▸ Your objective:
Present every line in which the string "Stable" appears.

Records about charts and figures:
----
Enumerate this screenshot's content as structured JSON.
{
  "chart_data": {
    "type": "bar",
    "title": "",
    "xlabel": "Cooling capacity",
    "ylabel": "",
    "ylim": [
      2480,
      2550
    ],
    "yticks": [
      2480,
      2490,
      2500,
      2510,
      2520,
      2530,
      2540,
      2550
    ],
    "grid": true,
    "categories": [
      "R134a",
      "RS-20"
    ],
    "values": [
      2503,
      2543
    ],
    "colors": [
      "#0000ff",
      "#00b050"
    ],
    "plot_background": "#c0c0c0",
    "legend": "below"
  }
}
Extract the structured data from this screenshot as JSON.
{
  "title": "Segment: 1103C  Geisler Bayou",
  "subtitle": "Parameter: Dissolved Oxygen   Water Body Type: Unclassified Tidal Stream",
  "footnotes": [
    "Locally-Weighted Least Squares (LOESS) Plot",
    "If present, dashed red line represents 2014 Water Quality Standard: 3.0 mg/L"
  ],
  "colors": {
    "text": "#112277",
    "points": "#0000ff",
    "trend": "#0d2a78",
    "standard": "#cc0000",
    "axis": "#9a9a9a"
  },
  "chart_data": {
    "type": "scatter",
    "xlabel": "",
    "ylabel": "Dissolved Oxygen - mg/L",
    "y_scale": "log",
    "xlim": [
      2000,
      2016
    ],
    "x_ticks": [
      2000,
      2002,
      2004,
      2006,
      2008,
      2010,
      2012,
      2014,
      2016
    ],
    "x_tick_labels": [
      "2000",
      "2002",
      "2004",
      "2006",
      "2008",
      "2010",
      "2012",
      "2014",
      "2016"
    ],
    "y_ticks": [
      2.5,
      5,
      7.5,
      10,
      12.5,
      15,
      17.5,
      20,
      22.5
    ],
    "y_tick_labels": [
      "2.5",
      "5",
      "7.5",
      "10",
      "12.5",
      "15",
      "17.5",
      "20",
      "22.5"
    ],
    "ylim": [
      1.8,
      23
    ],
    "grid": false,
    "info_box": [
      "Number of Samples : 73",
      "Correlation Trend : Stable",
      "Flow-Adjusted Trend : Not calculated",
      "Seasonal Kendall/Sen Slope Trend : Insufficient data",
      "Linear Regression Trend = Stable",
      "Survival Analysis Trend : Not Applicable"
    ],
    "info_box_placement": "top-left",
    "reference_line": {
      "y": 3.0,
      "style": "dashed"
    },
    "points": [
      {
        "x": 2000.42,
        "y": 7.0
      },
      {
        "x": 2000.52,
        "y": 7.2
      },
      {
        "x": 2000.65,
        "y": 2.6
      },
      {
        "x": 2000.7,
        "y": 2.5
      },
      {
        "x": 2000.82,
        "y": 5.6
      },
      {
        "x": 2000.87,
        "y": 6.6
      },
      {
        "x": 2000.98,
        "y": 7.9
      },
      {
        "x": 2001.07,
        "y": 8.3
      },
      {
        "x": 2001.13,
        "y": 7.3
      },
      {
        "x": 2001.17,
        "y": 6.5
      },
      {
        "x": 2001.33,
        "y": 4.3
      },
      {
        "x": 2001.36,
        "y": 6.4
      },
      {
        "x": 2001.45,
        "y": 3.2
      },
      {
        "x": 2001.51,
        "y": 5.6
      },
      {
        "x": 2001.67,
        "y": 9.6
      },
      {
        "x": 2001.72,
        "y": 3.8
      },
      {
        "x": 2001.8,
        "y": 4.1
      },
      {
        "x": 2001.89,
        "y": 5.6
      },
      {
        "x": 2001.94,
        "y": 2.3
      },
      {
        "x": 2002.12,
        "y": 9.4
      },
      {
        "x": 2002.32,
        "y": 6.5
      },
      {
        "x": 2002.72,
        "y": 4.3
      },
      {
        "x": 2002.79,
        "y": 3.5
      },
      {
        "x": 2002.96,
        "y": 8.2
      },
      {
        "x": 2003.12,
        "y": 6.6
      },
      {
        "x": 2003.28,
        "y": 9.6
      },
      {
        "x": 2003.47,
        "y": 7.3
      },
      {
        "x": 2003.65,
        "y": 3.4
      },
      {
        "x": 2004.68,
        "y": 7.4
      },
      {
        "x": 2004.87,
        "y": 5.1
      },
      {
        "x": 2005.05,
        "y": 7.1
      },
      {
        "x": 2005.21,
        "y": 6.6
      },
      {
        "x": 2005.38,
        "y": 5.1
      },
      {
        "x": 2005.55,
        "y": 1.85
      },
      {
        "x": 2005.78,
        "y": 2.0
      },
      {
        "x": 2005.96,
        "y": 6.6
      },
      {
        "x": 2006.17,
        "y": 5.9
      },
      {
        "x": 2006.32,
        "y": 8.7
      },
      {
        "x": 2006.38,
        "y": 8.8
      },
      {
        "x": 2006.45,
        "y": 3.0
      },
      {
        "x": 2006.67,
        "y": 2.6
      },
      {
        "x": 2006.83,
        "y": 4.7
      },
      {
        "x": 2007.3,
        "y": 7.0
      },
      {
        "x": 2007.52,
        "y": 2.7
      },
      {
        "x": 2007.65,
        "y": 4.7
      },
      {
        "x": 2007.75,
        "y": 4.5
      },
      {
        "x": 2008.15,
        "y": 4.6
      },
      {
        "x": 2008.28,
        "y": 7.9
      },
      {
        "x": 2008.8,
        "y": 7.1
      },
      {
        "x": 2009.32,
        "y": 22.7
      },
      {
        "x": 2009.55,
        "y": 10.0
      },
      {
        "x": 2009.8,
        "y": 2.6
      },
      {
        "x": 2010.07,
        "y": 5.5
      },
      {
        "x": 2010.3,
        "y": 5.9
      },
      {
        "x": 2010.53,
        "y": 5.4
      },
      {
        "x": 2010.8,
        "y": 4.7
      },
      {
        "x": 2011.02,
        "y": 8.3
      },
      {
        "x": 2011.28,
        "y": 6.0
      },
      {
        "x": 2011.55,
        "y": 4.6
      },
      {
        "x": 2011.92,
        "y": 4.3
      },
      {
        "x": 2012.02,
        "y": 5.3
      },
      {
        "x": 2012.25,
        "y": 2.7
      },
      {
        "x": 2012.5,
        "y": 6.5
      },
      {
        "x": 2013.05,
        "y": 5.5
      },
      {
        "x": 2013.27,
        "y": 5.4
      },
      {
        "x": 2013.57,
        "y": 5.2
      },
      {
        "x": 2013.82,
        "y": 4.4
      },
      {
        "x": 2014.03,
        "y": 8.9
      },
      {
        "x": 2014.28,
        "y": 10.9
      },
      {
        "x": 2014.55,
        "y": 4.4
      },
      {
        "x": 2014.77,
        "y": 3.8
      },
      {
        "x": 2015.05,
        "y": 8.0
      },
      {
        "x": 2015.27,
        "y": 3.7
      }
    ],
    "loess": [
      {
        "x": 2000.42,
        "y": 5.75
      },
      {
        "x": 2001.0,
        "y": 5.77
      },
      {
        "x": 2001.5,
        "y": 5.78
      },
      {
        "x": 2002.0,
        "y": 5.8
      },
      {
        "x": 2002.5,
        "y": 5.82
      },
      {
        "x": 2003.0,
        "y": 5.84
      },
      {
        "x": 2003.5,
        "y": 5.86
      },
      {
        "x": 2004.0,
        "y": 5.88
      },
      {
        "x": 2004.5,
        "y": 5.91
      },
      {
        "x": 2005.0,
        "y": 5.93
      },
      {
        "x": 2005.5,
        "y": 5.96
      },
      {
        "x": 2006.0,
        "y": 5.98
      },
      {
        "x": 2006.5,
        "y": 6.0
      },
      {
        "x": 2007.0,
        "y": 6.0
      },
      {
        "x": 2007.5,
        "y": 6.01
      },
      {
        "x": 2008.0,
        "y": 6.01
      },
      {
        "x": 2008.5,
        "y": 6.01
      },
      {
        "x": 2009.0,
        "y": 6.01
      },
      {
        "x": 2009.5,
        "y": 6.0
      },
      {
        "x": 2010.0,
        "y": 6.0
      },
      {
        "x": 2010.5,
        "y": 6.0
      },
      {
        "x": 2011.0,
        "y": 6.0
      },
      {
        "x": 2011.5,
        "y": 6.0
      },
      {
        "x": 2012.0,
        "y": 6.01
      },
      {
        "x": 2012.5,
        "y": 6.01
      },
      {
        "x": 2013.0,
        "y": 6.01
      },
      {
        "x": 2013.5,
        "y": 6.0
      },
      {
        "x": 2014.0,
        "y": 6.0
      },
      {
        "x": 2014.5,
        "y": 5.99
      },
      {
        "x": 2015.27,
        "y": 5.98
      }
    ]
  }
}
----
▸ Written response:
      "Correlation Trend : Stable",
      "Linear Regression Trend = Stable",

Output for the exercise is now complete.